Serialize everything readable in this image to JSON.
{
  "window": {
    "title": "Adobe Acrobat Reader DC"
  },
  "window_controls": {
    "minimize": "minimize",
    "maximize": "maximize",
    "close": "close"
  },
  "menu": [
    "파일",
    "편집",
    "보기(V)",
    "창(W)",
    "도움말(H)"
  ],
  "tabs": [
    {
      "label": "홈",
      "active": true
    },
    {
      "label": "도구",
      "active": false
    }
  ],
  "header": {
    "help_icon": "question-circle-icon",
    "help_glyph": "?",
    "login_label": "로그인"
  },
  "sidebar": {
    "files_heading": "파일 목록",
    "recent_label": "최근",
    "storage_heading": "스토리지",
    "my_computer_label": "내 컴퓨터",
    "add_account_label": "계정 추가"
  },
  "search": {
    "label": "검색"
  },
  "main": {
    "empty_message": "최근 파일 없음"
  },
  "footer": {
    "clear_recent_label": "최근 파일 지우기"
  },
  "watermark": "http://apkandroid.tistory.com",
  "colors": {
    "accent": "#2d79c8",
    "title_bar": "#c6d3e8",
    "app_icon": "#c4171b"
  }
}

================

▶ **TASK PROMPT**: Return all the data exactly as given.

▶ **OUTPUT FOR THIS TASK**:
Serialize everything readable in this image to JSON.
{
  "window": {
    "title": "Adobe Acrobat Reader DC"
  },
  "window_controls": {
    "minimize": "minimize",
    "maximize": "maximize",
    "close": "close"
  },
  "menu": [
    "파일",
    "편집",
    "보기(V)",
    "창(W)",
    "도움말(H)"
  ],
  "tabs": [
    {
      "label": "홈",
      "active": true
    },
    {
      "label": "도구",
      "active": false
    }
  ],
  "header": {
    "help_icon": "question-circle-icon",
    "help_glyph": "?",
    "login_label": "로그인"
  },
  "sidebar": {
    "files_heading": "파일 목록",
    "recent_label": "최근",
    "storage_heading": "스토리지",
    "my_computer_label": "내 컴퓨터",
    "add_account_label": "계정 추가"
  },
  "search": {
    "label": "검색"
  },
  "main": {
    "empty_message": "최근 파일 없음"
  },
  "footer": {
    "clear_recent_label": "최근 파일 지우기"
  },
  "watermark": "http://apkandroid.tistory.com",
  "colors": {
    "accent": "#2d79c8",
    "title_bar": "#c6d3e8",
    "app_icon": "#c4171b"
  }
}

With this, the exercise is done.